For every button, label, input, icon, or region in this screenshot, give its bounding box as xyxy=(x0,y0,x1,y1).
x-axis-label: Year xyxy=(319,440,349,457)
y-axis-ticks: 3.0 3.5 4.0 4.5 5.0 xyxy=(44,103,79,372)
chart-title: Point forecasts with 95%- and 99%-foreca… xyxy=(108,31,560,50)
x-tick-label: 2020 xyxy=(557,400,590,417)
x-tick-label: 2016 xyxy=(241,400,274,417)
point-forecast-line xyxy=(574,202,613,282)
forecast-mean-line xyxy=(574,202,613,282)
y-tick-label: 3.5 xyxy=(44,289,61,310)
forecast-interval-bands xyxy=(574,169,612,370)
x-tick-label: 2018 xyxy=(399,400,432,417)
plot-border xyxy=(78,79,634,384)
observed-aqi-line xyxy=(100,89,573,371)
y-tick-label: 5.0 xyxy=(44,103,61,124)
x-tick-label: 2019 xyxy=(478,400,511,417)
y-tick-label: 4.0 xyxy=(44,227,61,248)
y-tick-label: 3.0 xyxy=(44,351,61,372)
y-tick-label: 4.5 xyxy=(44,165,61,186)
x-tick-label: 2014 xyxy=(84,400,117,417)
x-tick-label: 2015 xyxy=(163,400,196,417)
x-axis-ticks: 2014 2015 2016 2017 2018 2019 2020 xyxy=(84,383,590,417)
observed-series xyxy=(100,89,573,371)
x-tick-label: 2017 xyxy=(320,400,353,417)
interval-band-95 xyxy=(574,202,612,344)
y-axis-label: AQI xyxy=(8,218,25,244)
○ ○ ○ ○ ○ ○ ○
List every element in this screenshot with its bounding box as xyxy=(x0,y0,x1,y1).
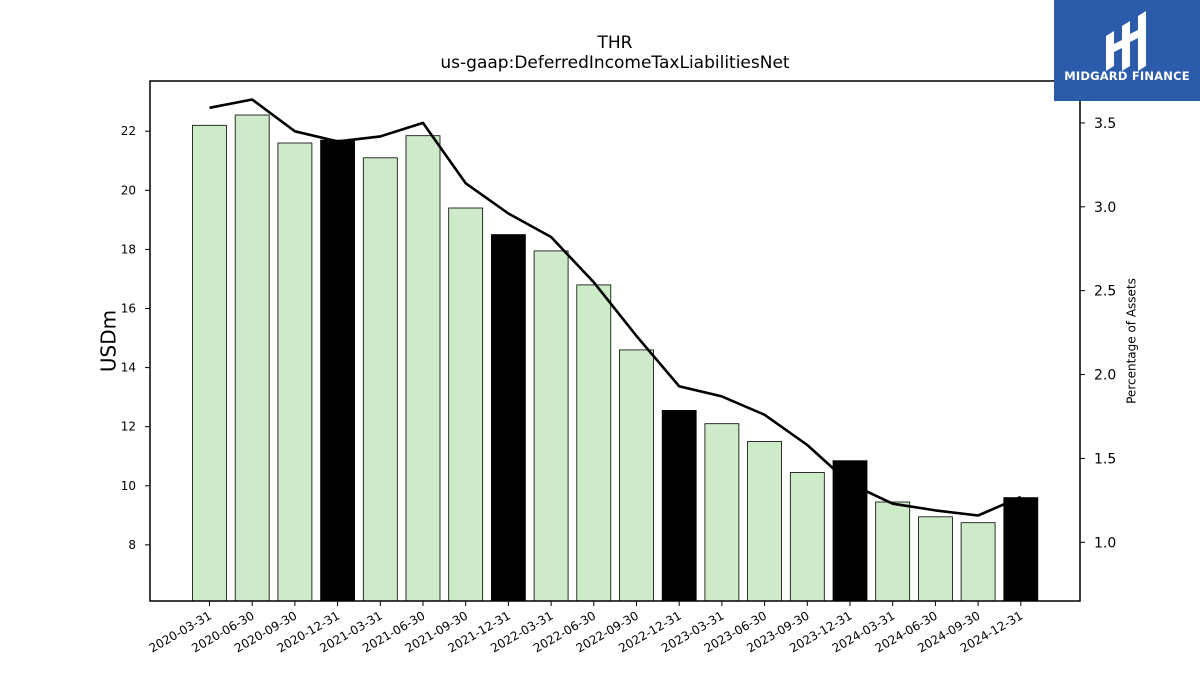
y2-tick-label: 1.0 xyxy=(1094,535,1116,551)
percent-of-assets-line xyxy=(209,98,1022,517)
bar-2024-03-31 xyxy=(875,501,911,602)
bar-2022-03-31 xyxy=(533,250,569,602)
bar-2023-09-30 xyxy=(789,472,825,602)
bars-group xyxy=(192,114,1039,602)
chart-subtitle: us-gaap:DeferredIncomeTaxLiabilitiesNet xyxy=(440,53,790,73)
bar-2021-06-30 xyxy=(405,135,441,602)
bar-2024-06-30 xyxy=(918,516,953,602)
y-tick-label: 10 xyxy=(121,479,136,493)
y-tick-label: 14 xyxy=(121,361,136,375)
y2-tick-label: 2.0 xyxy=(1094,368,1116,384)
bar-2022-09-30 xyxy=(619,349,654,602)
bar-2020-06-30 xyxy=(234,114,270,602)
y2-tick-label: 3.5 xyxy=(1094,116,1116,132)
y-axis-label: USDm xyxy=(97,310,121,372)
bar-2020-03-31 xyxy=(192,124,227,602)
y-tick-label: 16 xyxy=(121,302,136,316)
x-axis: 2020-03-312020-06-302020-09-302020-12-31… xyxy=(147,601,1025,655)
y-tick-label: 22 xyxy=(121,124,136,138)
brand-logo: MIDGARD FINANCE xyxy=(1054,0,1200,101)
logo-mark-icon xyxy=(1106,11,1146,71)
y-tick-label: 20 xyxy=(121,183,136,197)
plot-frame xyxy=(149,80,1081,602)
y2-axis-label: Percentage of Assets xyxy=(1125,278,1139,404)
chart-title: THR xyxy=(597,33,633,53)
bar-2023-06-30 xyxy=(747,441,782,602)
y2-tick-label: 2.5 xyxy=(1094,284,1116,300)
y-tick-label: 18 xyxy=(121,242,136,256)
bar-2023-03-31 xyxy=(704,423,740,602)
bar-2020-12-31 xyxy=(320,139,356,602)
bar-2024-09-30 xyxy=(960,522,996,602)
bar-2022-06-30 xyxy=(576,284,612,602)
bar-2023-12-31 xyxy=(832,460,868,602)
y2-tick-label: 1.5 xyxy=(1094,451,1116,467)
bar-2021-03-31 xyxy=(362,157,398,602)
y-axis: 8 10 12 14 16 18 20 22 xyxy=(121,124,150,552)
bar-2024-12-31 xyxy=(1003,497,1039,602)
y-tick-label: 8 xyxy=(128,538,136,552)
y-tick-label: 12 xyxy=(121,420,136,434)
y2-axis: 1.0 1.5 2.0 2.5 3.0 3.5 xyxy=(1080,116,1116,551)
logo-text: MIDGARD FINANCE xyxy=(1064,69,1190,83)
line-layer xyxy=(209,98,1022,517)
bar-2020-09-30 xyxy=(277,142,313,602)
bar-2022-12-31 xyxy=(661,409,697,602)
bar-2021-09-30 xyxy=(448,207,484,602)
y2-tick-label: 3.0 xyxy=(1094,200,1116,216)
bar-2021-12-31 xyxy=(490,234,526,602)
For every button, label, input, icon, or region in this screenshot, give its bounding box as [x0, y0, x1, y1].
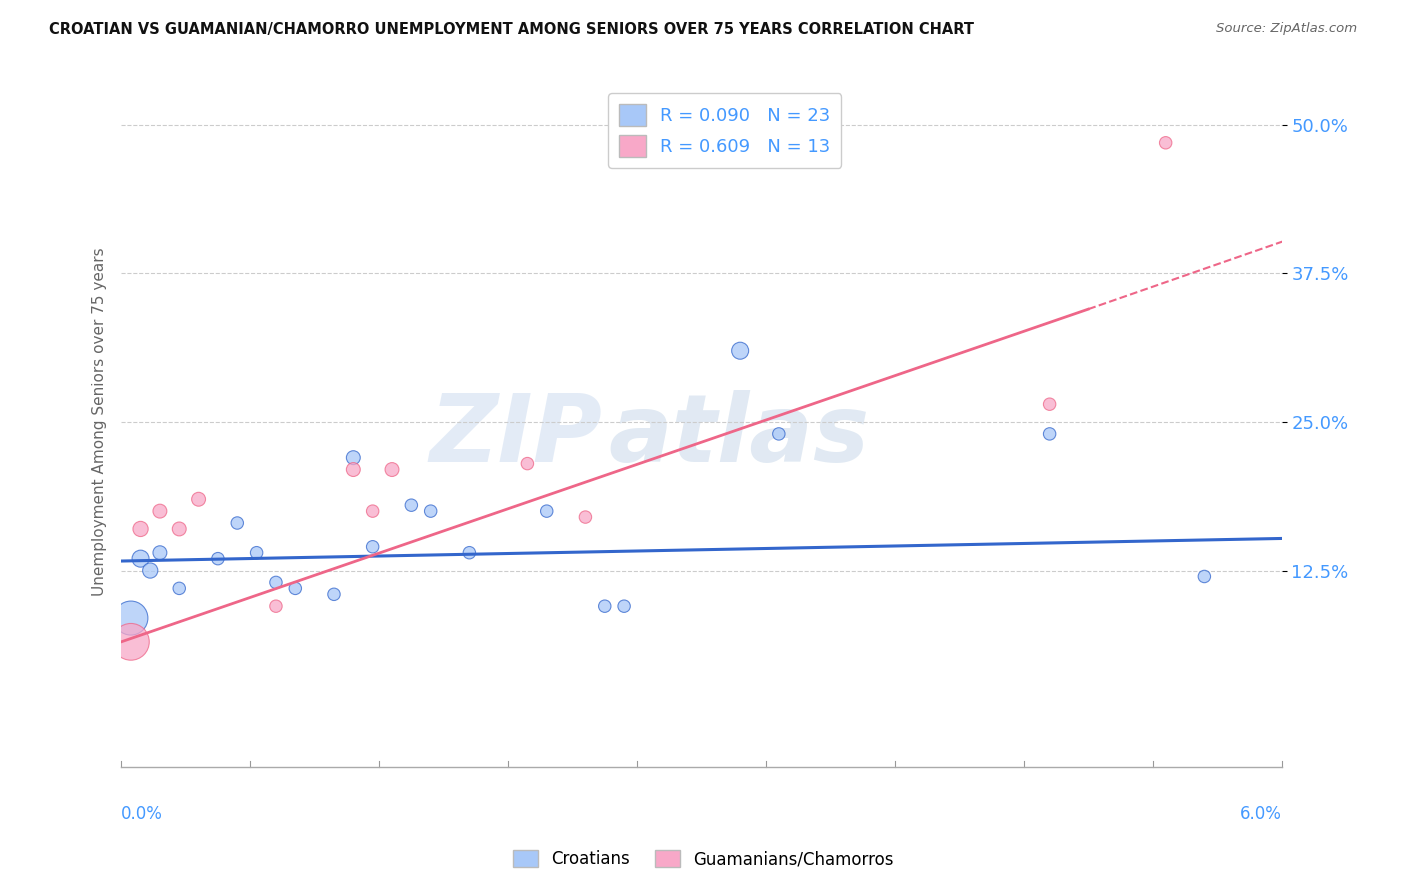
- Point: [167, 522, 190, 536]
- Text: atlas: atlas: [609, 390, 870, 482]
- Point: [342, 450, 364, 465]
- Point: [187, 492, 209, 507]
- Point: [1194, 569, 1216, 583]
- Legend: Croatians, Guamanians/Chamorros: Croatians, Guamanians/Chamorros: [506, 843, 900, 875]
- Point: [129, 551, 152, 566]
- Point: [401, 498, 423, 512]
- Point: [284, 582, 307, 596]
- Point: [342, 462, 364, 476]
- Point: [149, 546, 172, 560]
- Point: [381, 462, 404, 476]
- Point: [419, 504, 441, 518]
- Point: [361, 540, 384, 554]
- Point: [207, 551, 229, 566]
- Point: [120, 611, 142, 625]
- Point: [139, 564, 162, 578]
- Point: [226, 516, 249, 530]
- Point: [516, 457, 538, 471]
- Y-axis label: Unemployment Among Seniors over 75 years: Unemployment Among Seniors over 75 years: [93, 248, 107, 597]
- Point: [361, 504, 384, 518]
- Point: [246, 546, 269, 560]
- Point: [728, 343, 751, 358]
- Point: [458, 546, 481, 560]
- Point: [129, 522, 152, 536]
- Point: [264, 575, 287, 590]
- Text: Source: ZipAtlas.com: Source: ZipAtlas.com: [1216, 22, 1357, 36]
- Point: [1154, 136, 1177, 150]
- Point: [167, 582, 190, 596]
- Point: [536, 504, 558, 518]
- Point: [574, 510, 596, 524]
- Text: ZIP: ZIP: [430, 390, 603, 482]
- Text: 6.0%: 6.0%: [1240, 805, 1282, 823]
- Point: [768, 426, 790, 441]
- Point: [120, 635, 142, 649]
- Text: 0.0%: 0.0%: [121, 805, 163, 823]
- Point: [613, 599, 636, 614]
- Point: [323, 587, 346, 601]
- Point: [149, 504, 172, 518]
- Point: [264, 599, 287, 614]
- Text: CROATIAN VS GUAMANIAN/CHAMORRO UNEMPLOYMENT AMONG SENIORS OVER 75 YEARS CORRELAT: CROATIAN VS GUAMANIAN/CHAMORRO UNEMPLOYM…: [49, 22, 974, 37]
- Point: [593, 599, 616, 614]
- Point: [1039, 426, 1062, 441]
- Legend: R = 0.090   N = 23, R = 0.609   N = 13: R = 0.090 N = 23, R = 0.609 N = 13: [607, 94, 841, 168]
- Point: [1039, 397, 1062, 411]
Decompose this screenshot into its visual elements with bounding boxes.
○ ○ ○ ○ ○ ○ ○
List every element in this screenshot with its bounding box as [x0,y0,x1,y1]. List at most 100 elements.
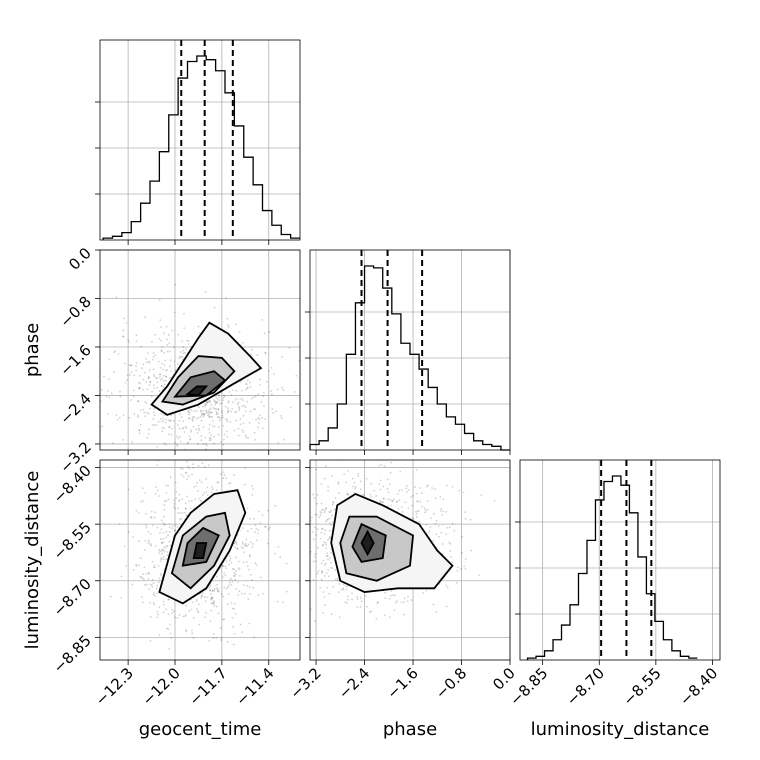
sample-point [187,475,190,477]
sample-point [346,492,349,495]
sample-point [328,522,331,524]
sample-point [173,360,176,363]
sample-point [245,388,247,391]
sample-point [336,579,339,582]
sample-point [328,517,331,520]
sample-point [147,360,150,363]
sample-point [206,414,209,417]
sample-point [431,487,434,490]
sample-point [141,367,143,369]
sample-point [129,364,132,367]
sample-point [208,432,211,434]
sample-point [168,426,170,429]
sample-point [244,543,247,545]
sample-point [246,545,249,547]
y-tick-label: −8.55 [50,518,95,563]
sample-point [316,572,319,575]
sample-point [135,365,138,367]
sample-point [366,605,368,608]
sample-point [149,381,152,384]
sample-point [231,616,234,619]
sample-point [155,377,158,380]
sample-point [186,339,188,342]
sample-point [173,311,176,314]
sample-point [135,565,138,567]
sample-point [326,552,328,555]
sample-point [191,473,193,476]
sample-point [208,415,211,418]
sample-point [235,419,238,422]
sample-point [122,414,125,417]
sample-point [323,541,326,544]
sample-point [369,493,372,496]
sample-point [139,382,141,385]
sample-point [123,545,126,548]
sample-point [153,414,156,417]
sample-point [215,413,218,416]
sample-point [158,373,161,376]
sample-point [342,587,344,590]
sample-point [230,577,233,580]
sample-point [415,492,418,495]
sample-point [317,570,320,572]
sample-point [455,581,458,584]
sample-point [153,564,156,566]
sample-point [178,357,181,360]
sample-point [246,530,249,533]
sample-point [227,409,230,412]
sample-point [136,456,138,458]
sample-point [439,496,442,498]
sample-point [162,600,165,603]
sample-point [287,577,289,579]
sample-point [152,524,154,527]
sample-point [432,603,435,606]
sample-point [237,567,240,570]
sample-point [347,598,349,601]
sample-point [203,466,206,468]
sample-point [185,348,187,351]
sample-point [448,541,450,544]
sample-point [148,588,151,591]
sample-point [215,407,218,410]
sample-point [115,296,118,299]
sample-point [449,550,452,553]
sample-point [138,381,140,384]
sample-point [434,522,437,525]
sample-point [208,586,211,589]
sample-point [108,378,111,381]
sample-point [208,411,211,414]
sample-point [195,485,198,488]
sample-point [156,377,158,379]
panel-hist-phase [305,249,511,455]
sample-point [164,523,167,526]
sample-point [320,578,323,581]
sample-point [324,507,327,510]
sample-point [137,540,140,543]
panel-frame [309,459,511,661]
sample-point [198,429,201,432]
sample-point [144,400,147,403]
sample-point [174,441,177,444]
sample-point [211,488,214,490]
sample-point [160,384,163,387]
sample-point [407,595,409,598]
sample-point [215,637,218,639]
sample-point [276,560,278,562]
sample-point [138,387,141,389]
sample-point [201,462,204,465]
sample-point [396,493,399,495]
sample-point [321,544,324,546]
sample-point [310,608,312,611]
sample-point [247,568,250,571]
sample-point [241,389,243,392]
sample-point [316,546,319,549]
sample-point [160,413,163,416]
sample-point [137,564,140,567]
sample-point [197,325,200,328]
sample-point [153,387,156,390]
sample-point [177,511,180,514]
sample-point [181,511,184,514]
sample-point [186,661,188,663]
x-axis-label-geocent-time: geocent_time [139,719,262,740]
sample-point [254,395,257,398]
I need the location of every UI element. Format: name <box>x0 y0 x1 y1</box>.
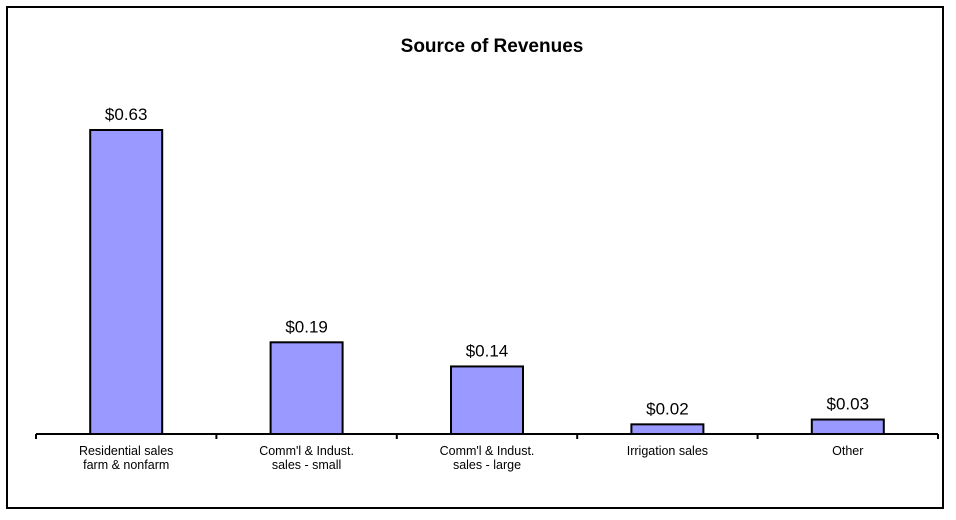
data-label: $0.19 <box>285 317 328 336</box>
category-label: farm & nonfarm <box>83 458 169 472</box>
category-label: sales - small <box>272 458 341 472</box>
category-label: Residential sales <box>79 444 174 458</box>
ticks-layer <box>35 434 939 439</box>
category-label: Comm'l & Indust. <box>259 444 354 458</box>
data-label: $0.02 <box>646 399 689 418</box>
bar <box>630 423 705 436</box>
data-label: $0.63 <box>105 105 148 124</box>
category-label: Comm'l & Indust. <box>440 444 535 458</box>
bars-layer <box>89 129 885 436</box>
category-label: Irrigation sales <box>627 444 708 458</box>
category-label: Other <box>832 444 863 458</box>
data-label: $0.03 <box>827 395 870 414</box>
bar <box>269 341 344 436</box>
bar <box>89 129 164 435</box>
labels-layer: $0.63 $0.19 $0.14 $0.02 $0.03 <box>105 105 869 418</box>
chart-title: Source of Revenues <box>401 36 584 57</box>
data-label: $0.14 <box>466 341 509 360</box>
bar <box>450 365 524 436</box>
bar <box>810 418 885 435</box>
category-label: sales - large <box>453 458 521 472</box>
○ ○ ○ ○ ○ ○ ○
* Compito assegnato: Riportate le righe a partire da quella che contiene "give its bounding box as xyxy=(x0,y0,x1,y1)." fino a quella che contiene "y-axis-label: AQI xyxy=(8,218,25,244)", incluse entrambe, scambiando "observed-series" con "observed-data" e lasciando invariato tutto il resto.

* Risposta seguente:
For every button, label, input, icon, or region in this screenshot, give its bounding box as xyxy=(x0,y0,x1,y1).
x-axis-label: Year xyxy=(319,440,349,457)
y-axis-ticks: 3.0 3.5 4.0 4.5 5.0 xyxy=(44,103,79,372)
chart-title: Point forecasts with 95%- and 99%-foreca… xyxy=(108,31,560,50)
x-tick-label: 2020 xyxy=(557,400,590,417)
x-tick-label: 2016 xyxy=(241,400,274,417)
point-forecast-line xyxy=(574,202,613,282)
forecast-mean-line xyxy=(574,202,613,282)
y-tick-label: 3.5 xyxy=(44,289,61,310)
forecast-interval-bands xyxy=(574,169,612,370)
x-tick-label: 2018 xyxy=(399,400,432,417)
plot-border xyxy=(78,79,634,384)
observed-aqi-line xyxy=(100,89,573,371)
y-tick-label: 5.0 xyxy=(44,103,61,124)
x-tick-label: 2019 xyxy=(478,400,511,417)
y-tick-label: 4.0 xyxy=(44,227,61,248)
y-tick-label: 3.0 xyxy=(44,351,61,372)
y-tick-label: 4.5 xyxy=(44,165,61,186)
x-tick-label: 2014 xyxy=(84,400,117,417)
x-tick-label: 2015 xyxy=(163,400,196,417)
x-axis-ticks: 2014 2015 2016 2017 2018 2019 2020 xyxy=(84,383,590,417)
observed-data xyxy=(100,89,573,371)
x-tick-label: 2017 xyxy=(320,400,353,417)
interval-band-95 xyxy=(574,202,612,344)
y-axis-label: AQI xyxy=(8,218,25,244)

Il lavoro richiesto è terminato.